====== Data excerpts ======

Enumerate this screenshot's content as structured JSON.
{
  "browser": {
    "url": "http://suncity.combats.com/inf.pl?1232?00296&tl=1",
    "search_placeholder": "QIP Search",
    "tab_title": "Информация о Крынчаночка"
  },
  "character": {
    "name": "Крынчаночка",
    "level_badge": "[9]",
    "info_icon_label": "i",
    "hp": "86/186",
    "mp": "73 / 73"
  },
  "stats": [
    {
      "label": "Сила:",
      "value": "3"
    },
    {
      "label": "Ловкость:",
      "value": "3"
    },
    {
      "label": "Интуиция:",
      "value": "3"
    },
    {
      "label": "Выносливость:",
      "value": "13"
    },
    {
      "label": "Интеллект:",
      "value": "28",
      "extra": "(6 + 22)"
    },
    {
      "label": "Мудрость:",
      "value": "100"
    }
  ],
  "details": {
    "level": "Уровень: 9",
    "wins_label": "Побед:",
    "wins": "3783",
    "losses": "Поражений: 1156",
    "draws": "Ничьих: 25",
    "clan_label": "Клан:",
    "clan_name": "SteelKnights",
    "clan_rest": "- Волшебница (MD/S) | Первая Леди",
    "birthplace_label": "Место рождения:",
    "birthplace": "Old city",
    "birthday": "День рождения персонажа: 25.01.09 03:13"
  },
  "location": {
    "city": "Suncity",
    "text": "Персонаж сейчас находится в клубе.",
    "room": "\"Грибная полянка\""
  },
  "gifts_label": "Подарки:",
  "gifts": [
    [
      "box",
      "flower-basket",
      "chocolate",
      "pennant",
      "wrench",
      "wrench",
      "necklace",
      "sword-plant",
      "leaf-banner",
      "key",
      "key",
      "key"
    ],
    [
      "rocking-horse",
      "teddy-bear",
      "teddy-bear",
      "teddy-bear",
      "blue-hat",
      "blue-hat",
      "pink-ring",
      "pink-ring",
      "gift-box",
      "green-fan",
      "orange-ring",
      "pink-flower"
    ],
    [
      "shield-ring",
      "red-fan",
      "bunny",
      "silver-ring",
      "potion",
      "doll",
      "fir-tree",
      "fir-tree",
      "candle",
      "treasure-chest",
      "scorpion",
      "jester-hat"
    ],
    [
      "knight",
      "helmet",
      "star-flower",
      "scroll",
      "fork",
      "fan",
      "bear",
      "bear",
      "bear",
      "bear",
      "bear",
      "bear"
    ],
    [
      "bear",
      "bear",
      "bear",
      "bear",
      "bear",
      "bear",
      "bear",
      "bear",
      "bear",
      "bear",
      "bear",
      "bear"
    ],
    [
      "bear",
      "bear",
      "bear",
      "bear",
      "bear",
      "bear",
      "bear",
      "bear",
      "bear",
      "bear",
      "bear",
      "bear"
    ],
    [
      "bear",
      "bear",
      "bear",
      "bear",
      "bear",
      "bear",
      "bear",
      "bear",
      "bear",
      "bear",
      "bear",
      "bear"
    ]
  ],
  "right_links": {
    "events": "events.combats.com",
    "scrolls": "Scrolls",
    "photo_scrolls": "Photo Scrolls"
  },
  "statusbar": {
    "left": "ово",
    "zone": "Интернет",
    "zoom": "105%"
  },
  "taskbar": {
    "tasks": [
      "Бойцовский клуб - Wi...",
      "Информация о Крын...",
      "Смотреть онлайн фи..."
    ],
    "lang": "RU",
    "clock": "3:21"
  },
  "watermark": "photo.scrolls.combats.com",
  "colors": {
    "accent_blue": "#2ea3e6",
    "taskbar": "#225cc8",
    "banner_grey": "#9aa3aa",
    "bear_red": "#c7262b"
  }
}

======

* **Written exercise**
Copy out every line of the data above, exactly as given.

* **Reply**
Enumerate this screenshot's content as structured JSON.
{
  "browser": {
    "url": "http://suncity.combats.com/inf.pl?1232?00296&tl=1",
    "search_placeholder": "QIP Search",
    "tab_title": "Информация о Крынчаночка"
  },
  "character": {
    "name": "Крынчаночка",
    "level_badge": "[9]",
    "info_icon_label": "i",
    "hp": "86/186",
    "mp": "73 / 73"
  },
  "stats": [
    {
      "label": "Сила:",
      "value": "3"
    },
    {
      "label": "Ловкость:",
      "value": "3"
    },
    {
      "label": "Интуиция:",
      "value": "3"
    },
    {
      "label": "Выносливость:",
      "value": "13"
    },
    {
      "label": "Интеллект:",
      "value": "28",
      "extra": "(6 + 22)"
    },
    {
      "label": "Мудрость:",
      "value": "100"
    }
  ],
  "details": {
    "level": "Уровень: 9",
    "wins_label": "Побед:",
    "wins": "3783",
    "losses": "Поражений: 1156",
    "draws": "Ничьих: 25",
    "clan_label": "Клан:",
    "clan_name": "SteelKnights",
    "clan_rest": "- Волшебница (MD/S) | Первая Леди",
    "birthplace_label": "Место рождения:",
    "birthplace": "Old city",
    "birthday": "День рождения персонажа: 25.01.09 03:13"
  },
  "location": {
    "city": "Suncity",
    "text": "Персонаж сейчас находится в клубе.",
    "room": "\"Грибная полянка\""
  },
  "gifts_label": "Подарки:",
  "gifts": [
    [
      "box",
      "flower-basket",
      "chocolate",
      "pennant",
      "wrench",
      "wrench",
      "necklace",
      "sword-plant",
      "leaf-banner",
      "key",
      "key",
      "key"
    ],
    [
      "rocking-horse",
      "teddy-bear",
      "teddy-bear",
      "teddy-bear",
      "blue-hat",
      "blue-hat",
      "pink-ring",
      "pink-ring",
      "gift-box",
      "green-fan",
      "orange-ring",
      "pink-flower"
    ],
    [
      "shield-ring",
      "red-fan",
      "bunny",
      "silver-ring",
      "potion",
      "doll",
      "fir-tree",
      "fir-tree",
      "candle",
      "treasure-chest",
      "scorpion",
      "jester-hat"
    ],
    [
      "knight",
      "helmet",
      "star-flower",
      "scroll",
      "fork",
      "fan",
      "bear",
      "bear",
      "bear",
      "bear",
      "bear",
      "bear"
    ],
    [
      "bear",
      "bear",
      "bear",
      "bear",
      "bear",
      "bear",
      "bear",
      "bear",
      "bear",
      "bear",
      "bear",
      "bear"
    ],
    [
      "bear",
      "bear",
      "bear",
      "bear",
      "bear",
      "bear",
      "bear",
      "bear",
      "bear",
      "bear",
      "bear",
      "bear"
    ],
    [
      "bear",
      "bear",
      "bear",
      "bear",
      "bear",
      "bear",
      "bear",
      "bear",
      "bear",
      "bear",
      "bear",
      "bear"
    ]
  ],
  "right_links": {
    "events": "events.combats.com",
    "scrolls": "Scrolls",
    "photo_scrolls": "Photo Scrolls"
  },
  "statusbar": {
    "left": "ово",
    "zone": "Интернет",
    "zoom": "105%"
  },
  "taskbar": {
    "tasks": [
      "Бойцовский клуб - Wi...",
      "Информация о Крын...",
      "Смотреть онлайн фи..."
    ],
    "lang": "RU",
    "clock": "3:21"
  },
  "watermark": "photo.scrolls.combats.com",
  "colors": {
    "accent_blue": "#2ea3e6",
    "taskbar": "#225cc8",
    "banner_grey": "#9aa3aa",
    "bear_red": "#c7262b"
  }
}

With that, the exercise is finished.